[Work instructions]:
Single out the lines that include the word "Vapor". Copy them.

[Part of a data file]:
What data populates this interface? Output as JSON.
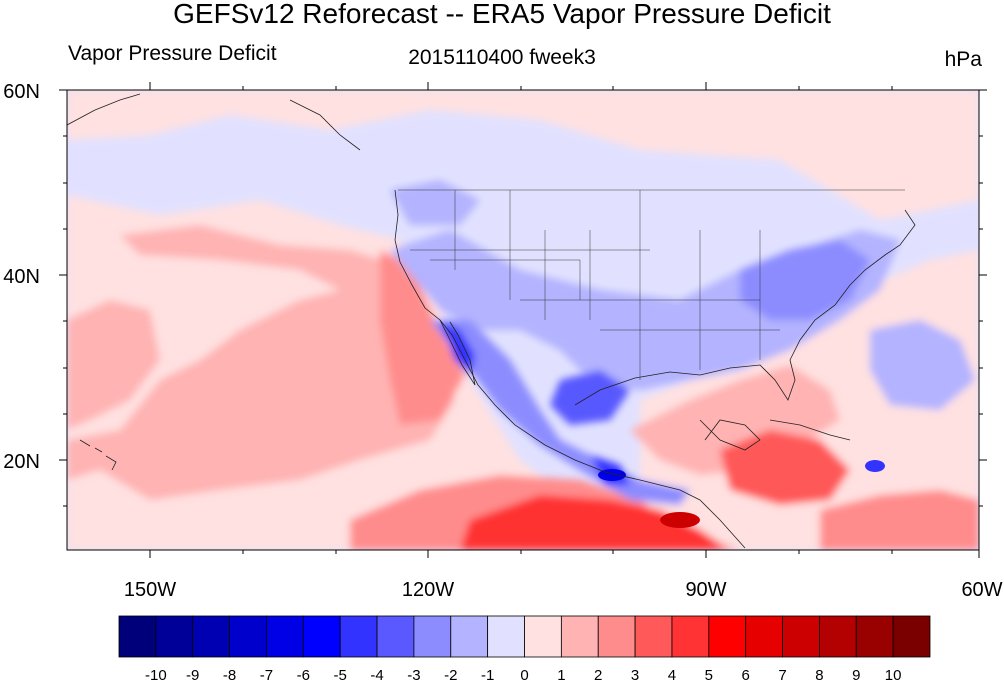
{
  "title": "GEFSv12 Reforecast -- ERA5 Vapor Pressure Deficit",
  "subtitle_left": "Vapor Pressure Deficit",
  "subtitle_center": "2015110400 fweek3",
  "subtitle_right": "hPa",
  "map": {
    "region": "Continental United States and surrounding oceans",
    "lon_range": [
      -160,
      -60
    ],
    "lat_range": [
      10,
      60
    ],
    "y_tick_labels": [
      "60N",
      "40N",
      "20N"
    ],
    "x_tick_labels": [
      "150W",
      "120W",
      "90W",
      "60W"
    ]
  },
  "colorbar": {
    "labels": [
      "-10",
      "-9",
      "-8",
      "-7",
      "-6",
      "-5",
      "-4",
      "-3",
      "-2",
      "-1",
      "0",
      "1",
      "2",
      "3",
      "4",
      "5",
      "6",
      "7",
      "8",
      "9",
      "10"
    ],
    "colors": [
      "#00007a",
      "#000099",
      "#0000b3",
      "#0000cc",
      "#0000e6",
      "#0000ff",
      "#3333ff",
      "#5959ff",
      "#8c8cff",
      "#b3b3ff",
      "#e1e1ff",
      "#ffe1e1",
      "#ffb3b3",
      "#ff8c8c",
      "#ff5959",
      "#ff3333",
      "#ff0000",
      "#e60000",
      "#cc0000",
      "#b30000",
      "#990000",
      "#7a0000"
    ]
  }
}
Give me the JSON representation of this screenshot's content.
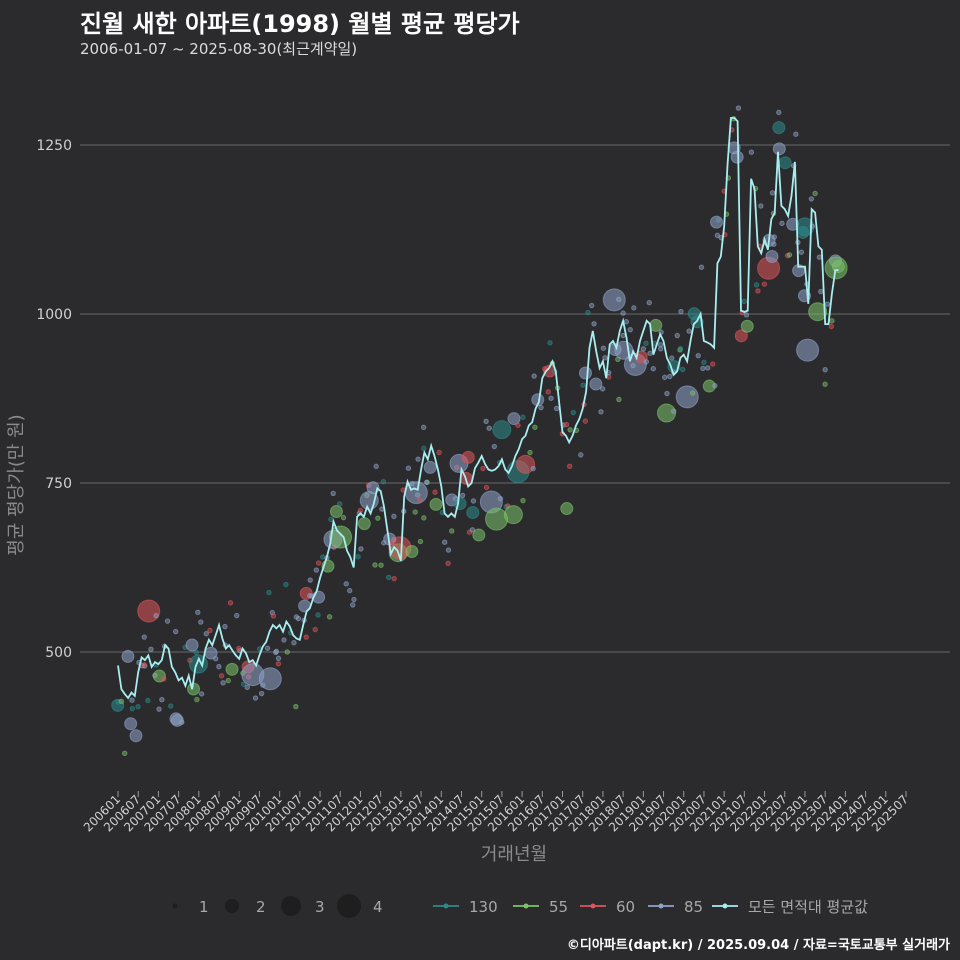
{
  "header": {
    "title": "진월 새한 아파트(1998) 월별 평균 평당가",
    "subtitle": "2006-01-07 ~ 2025-08-30(최근계약일)"
  },
  "footer": {
    "credit": "©디아파트(dapt.kr) / 2025.09.04 / 자료=국토교통부 실거래가"
  },
  "chart_data": {
    "type": "line",
    "xlabel": "거래년월",
    "ylabel": "평균 평당가(만 원)",
    "ylim": [
      290,
      1350
    ],
    "yticks": [
      500,
      750,
      1000,
      1250
    ],
    "grid": true,
    "legend_position": "bottom",
    "x_tick_labels": [
      "200601",
      "200607",
      "200701",
      "200707",
      "200801",
      "200807",
      "200901",
      "200907",
      "201001",
      "201007",
      "201101",
      "201107",
      "201201",
      "201207",
      "201301",
      "201307",
      "201401",
      "201407",
      "201501",
      "201507",
      "201601",
      "201607",
      "201701",
      "201707",
      "201801",
      "201807",
      "201901",
      "201907",
      "202001",
      "202007",
      "202101",
      "202107",
      "202201",
      "202207",
      "202301",
      "202307",
      "202401",
      "202407",
      "202501",
      "202507"
    ],
    "size_legend": {
      "values": [
        1,
        2,
        3,
        4
      ]
    },
    "series": [
      {
        "name": "130",
        "color": "#2e8b8b"
      },
      {
        "name": "55",
        "color": "#7cc36a"
      },
      {
        "name": "60",
        "color": "#e0555a"
      },
      {
        "name": "85",
        "color": "#8fa3c8"
      },
      {
        "name": "모든 면적대 평균값",
        "color": "#a8eef0"
      }
    ],
    "average_line": {
      "points": [
        [
          "2006-01",
          480
        ],
        [
          "2006-02",
          445
        ],
        [
          "2006-03",
          438
        ],
        [
          "2006-04",
          432
        ],
        [
          "2006-05",
          440
        ],
        [
          "2006-06",
          435
        ],
        [
          "2006-07",
          470
        ],
        [
          "2006-08",
          492
        ],
        [
          "2006-09",
          488
        ],
        [
          "2006-10",
          495
        ],
        [
          "2006-11",
          478
        ],
        [
          "2006-12",
          485
        ],
        [
          "2007-01",
          482
        ],
        [
          "2007-02",
          488
        ],
        [
          "2007-03",
          510
        ],
        [
          "2007-04",
          505
        ],
        [
          "2007-05",
          478
        ],
        [
          "2007-06",
          470
        ],
        [
          "2007-07",
          458
        ],
        [
          "2007-08",
          462
        ],
        [
          "2007-09",
          450
        ],
        [
          "2007-10",
          465
        ],
        [
          "2007-11",
          445
        ],
        [
          "2007-12",
          478
        ],
        [
          "2008-01",
          490
        ],
        [
          "2008-02",
          480
        ],
        [
          "2008-03",
          505
        ],
        [
          "2008-04",
          518
        ],
        [
          "2008-05",
          510
        ],
        [
          "2008-06",
          525
        ],
        [
          "2008-07",
          540
        ],
        [
          "2008-08",
          520
        ],
        [
          "2008-09",
          505
        ],
        [
          "2008-10",
          510
        ],
        [
          "2008-11",
          502
        ],
        [
          "2008-12",
          495
        ],
        [
          "2009-01",
          490
        ],
        [
          "2009-02",
          505
        ],
        [
          "2009-03",
          498
        ],
        [
          "2009-04",
          485
        ],
        [
          "2009-05",
          488
        ],
        [
          "2009-06",
          480
        ],
        [
          "2009-07",
          495
        ],
        [
          "2009-08",
          508
        ],
        [
          "2009-09",
          515
        ],
        [
          "2009-10",
          530
        ],
        [
          "2009-11",
          540
        ],
        [
          "2009-12",
          535
        ],
        [
          "2010-01",
          540
        ],
        [
          "2010-02",
          530
        ],
        [
          "2010-03",
          545
        ],
        [
          "2010-04",
          538
        ],
        [
          "2010-05",
          525
        ],
        [
          "2010-06",
          520
        ],
        [
          "2010-07",
          518
        ],
        [
          "2010-08",
          540
        ],
        [
          "2010-09",
          560
        ],
        [
          "2010-10",
          565
        ],
        [
          "2010-11",
          580
        ],
        [
          "2010-12",
          590
        ],
        [
          "2011-01",
          610
        ],
        [
          "2011-02",
          625
        ],
        [
          "2011-03",
          640
        ],
        [
          "2011-04",
          660
        ],
        [
          "2011-05",
          693
        ],
        [
          "2011-06",
          680
        ],
        [
          "2011-07",
          675
        ],
        [
          "2011-08",
          670
        ],
        [
          "2011-09",
          650
        ],
        [
          "2011-10",
          640
        ],
        [
          "2011-11",
          625
        ],
        [
          "2011-12",
          700
        ],
        [
          "2012-01",
          705
        ],
        [
          "2012-02",
          700
        ],
        [
          "2012-03",
          715
        ],
        [
          "2012-04",
          705
        ],
        [
          "2012-05",
          720
        ],
        [
          "2012-06",
          742
        ],
        [
          "2012-07",
          738
        ],
        [
          "2012-08",
          715
        ],
        [
          "2012-09",
          680
        ],
        [
          "2012-10",
          645
        ],
        [
          "2012-11",
          655
        ],
        [
          "2012-12",
          650
        ],
        [
          "2013-01",
          635
        ],
        [
          "2013-02",
          730
        ],
        [
          "2013-03",
          752
        ],
        [
          "2013-04",
          740
        ],
        [
          "2013-05",
          742
        ],
        [
          "2013-06",
          740
        ],
        [
          "2013-07",
          770
        ],
        [
          "2013-08",
          795
        ],
        [
          "2013-09",
          785
        ],
        [
          "2013-10",
          805
        ],
        [
          "2013-11",
          790
        ],
        [
          "2013-12",
          770
        ],
        [
          "2014-01",
          745
        ],
        [
          "2014-02",
          705
        ],
        [
          "2014-03",
          700
        ],
        [
          "2014-04",
          705
        ],
        [
          "2014-05",
          700
        ],
        [
          "2014-06",
          720
        ],
        [
          "2014-07",
          770
        ],
        [
          "2014-08",
          760
        ],
        [
          "2014-09",
          745
        ],
        [
          "2014-10",
          750
        ],
        [
          "2014-11",
          772
        ],
        [
          "2014-12",
          780
        ],
        [
          "2015-01",
          790
        ],
        [
          "2015-02",
          778
        ],
        [
          "2015-03",
          770
        ],
        [
          "2015-04",
          768
        ],
        [
          "2015-05",
          770
        ],
        [
          "2015-06",
          775
        ],
        [
          "2015-07",
          785
        ],
        [
          "2015-08",
          770
        ],
        [
          "2015-09",
          765
        ],
        [
          "2015-10",
          775
        ],
        [
          "2015-11",
          790
        ],
        [
          "2015-12",
          800
        ],
        [
          "2016-01",
          815
        ],
        [
          "2016-02",
          820
        ],
        [
          "2016-03",
          835
        ],
        [
          "2016-04",
          840
        ],
        [
          "2016-05",
          860
        ],
        [
          "2016-06",
          870
        ],
        [
          "2016-07",
          905
        ],
        [
          "2016-08",
          915
        ],
        [
          "2016-09",
          920
        ],
        [
          "2016-10",
          930
        ],
        [
          "2016-11",
          915
        ],
        [
          "2016-12",
          870
        ],
        [
          "2017-01",
          825
        ],
        [
          "2017-02",
          820
        ],
        [
          "2017-03",
          810
        ],
        [
          "2017-04",
          820
        ],
        [
          "2017-05",
          835
        ],
        [
          "2017-06",
          845
        ],
        [
          "2017-07",
          860
        ],
        [
          "2017-08",
          885
        ],
        [
          "2017-09",
          950
        ],
        [
          "2017-10",
          975
        ],
        [
          "2017-11",
          945
        ],
        [
          "2017-12",
          920
        ],
        [
          "2018-01",
          930
        ],
        [
          "2018-02",
          905
        ],
        [
          "2018-03",
          955
        ],
        [
          "2018-04",
          960
        ],
        [
          "2018-05",
          950
        ],
        [
          "2018-06",
          975
        ],
        [
          "2018-07",
          990
        ],
        [
          "2018-08",
          965
        ],
        [
          "2018-09",
          930
        ],
        [
          "2018-10",
          945
        ],
        [
          "2018-11",
          935
        ],
        [
          "2018-12",
          960
        ],
        [
          "2019-01",
          975
        ],
        [
          "2019-02",
          990
        ],
        [
          "2019-03",
          985
        ],
        [
          "2019-04",
          940
        ],
        [
          "2019-05",
          955
        ],
        [
          "2019-06",
          970
        ],
        [
          "2019-07",
          960
        ],
        [
          "2019-08",
          935
        ],
        [
          "2019-09",
          925
        ],
        [
          "2019-10",
          910
        ],
        [
          "2019-11",
          915
        ],
        [
          "2019-12",
          935
        ],
        [
          "2020-01",
          940
        ],
        [
          "2020-02",
          930
        ],
        [
          "2020-03",
          960
        ],
        [
          "2020-04",
          985
        ],
        [
          "2020-05",
          990
        ],
        [
          "2020-06",
          1000
        ],
        [
          "2020-07",
          960
        ],
        [
          "2020-08",
          958
        ],
        [
          "2020-09",
          955
        ],
        [
          "2020-10",
          950
        ],
        [
          "2020-11",
          1075
        ],
        [
          "2020-12",
          1085
        ],
        [
          "2021-01",
          1130
        ],
        [
          "2021-02",
          1220
        ],
        [
          "2021-03",
          1290
        ],
        [
          "2021-04",
          1290
        ],
        [
          "2021-05",
          1285
        ],
        [
          "2021-06",
          1005
        ],
        [
          "2021-07",
          1003
        ],
        [
          "2021-08",
          1005
        ],
        [
          "2021-09",
          1200
        ],
        [
          "2021-10",
          1185
        ],
        [
          "2021-11",
          1100
        ],
        [
          "2021-12",
          1090
        ],
        [
          "2022-01",
          1110
        ],
        [
          "2022-02",
          1095
        ],
        [
          "2022-03",
          1140
        ],
        [
          "2022-04",
          1150
        ],
        [
          "2022-05",
          1240
        ],
        [
          "2022-06",
          1160
        ],
        [
          "2022-07",
          1155
        ],
        [
          "2022-08",
          1145
        ],
        [
          "2022-09",
          1175
        ],
        [
          "2022-10",
          1225
        ],
        [
          "2022-11",
          1070
        ],
        [
          "2022-12",
          1070
        ],
        [
          "2023-01",
          1070
        ],
        [
          "2023-02",
          1015
        ],
        [
          "2023-03",
          1155
        ],
        [
          "2023-04",
          1150
        ],
        [
          "2023-05",
          1100
        ],
        [
          "2023-06",
          1095
        ],
        [
          "2023-07",
          985
        ],
        [
          "2023-08",
          985
        ],
        [
          "2023-09",
          1030
        ],
        [
          "2023-10",
          1065
        ],
        [
          "2023-11",
          1065
        ]
      ]
    },
    "size_note": "point size = transaction count (1-4)"
  }
}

[Complete response]:
  "title": "GEFSv12 Reforecast -- ERA5 Vapor Pressure Deficit",
  "subtitle_left": "Vapor Pressure Deficit",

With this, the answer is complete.